§ THE EXERCISE: Search the records that follow and extract every line containing the string "buyers".

--- MATERIAL SUPPLIED ---

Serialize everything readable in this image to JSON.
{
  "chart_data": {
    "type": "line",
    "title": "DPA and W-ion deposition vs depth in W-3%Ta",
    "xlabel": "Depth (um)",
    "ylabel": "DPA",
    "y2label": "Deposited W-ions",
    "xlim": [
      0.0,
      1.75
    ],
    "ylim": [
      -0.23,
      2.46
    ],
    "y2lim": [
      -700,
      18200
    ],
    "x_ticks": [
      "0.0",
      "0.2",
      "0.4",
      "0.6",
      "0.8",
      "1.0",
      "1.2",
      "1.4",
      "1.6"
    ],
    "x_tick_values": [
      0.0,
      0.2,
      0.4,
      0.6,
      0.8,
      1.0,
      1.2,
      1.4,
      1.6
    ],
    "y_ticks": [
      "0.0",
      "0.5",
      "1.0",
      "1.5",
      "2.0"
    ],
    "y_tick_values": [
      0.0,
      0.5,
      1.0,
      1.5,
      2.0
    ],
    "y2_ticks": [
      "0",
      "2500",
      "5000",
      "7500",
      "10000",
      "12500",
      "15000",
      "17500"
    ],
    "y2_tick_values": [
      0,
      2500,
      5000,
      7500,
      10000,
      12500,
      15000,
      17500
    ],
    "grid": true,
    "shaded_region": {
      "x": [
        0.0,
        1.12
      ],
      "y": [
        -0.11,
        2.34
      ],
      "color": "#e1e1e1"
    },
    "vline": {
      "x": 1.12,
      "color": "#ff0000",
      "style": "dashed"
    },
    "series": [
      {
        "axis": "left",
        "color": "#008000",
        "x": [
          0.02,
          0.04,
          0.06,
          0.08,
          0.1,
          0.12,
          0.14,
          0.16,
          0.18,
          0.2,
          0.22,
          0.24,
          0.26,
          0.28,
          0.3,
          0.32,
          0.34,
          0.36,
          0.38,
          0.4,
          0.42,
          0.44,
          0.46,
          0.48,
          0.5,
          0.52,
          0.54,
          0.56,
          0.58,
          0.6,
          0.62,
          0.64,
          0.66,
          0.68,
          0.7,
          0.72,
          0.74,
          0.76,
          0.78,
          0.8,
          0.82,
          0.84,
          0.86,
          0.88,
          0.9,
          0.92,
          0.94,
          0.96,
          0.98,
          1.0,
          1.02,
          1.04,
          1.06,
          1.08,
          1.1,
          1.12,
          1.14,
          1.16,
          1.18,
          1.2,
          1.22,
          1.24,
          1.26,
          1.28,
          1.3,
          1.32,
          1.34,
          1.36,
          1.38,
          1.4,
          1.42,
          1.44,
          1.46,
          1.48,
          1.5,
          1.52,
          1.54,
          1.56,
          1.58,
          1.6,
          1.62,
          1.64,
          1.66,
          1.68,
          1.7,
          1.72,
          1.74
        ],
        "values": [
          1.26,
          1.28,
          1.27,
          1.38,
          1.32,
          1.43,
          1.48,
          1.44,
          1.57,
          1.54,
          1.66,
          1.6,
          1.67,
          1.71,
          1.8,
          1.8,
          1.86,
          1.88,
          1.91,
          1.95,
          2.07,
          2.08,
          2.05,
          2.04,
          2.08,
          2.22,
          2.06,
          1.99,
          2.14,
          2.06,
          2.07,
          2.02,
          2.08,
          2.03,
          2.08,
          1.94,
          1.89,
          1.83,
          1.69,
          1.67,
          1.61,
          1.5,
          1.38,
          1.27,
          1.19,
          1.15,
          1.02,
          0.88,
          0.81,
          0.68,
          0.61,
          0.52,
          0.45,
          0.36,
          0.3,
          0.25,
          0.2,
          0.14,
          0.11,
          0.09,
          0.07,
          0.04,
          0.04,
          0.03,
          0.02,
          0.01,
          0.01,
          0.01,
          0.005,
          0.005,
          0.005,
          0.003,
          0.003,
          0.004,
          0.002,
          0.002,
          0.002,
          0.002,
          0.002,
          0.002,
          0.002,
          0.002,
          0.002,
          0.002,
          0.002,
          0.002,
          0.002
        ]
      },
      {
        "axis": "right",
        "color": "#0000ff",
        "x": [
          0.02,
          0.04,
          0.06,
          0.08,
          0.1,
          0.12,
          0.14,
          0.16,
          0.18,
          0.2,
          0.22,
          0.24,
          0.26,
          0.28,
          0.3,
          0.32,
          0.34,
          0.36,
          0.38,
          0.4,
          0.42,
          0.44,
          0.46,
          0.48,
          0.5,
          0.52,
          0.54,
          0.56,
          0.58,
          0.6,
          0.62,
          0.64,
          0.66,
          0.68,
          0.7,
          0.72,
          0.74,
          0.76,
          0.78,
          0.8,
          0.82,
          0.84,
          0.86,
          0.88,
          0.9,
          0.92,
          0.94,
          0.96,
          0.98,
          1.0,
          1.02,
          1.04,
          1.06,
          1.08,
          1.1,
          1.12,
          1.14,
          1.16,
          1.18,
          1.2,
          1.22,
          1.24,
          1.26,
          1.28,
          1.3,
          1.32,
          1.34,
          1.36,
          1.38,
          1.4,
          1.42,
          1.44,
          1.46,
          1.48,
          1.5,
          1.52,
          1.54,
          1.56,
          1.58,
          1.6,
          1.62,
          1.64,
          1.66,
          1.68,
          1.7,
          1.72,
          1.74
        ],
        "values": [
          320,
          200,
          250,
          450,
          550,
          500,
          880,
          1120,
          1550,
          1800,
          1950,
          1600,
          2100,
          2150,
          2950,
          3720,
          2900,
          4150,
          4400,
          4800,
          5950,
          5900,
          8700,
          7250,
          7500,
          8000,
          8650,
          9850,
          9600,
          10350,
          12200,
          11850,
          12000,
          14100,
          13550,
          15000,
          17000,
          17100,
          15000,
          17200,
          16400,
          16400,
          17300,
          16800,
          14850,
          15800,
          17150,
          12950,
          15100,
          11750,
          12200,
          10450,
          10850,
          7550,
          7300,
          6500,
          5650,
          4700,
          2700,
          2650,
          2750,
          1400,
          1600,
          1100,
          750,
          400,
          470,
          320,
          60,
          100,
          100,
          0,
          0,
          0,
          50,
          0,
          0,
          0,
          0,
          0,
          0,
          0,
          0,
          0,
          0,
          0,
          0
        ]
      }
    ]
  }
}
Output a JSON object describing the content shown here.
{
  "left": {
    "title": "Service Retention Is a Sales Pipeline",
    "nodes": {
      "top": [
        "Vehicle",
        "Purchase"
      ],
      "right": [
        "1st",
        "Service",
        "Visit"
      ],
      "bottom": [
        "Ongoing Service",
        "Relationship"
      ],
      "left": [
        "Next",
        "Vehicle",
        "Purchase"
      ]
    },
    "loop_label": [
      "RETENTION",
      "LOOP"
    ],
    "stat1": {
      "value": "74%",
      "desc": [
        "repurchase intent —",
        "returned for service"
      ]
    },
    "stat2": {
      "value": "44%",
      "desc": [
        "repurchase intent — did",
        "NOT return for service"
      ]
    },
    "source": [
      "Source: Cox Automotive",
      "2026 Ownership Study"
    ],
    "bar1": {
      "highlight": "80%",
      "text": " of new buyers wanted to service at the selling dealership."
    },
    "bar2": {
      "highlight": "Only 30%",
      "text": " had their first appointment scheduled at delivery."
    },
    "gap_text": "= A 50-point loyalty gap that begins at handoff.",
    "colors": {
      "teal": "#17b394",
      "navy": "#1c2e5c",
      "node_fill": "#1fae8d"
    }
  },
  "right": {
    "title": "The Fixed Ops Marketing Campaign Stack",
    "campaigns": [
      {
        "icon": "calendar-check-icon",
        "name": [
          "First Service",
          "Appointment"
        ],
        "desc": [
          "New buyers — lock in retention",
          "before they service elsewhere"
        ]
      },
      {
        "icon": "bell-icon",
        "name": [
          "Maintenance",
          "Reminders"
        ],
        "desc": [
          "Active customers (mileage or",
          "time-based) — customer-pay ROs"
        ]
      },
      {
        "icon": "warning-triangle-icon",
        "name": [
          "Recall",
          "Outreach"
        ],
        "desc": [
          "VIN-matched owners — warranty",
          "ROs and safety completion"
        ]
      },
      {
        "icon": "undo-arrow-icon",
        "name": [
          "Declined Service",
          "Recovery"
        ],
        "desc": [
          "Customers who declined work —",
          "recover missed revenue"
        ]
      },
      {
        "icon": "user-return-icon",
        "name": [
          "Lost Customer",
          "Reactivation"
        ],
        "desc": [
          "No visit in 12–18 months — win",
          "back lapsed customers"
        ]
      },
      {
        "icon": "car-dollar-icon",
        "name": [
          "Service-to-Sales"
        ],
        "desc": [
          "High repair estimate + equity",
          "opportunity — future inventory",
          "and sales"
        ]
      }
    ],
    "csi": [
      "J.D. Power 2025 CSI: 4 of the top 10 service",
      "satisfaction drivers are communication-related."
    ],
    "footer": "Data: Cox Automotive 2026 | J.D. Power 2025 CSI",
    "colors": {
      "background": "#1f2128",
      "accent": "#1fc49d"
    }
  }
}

---

§ SOLUTION:
      "text": " of new buyers wanted to service at the selling dealership."
          "New buyers — lock in retention",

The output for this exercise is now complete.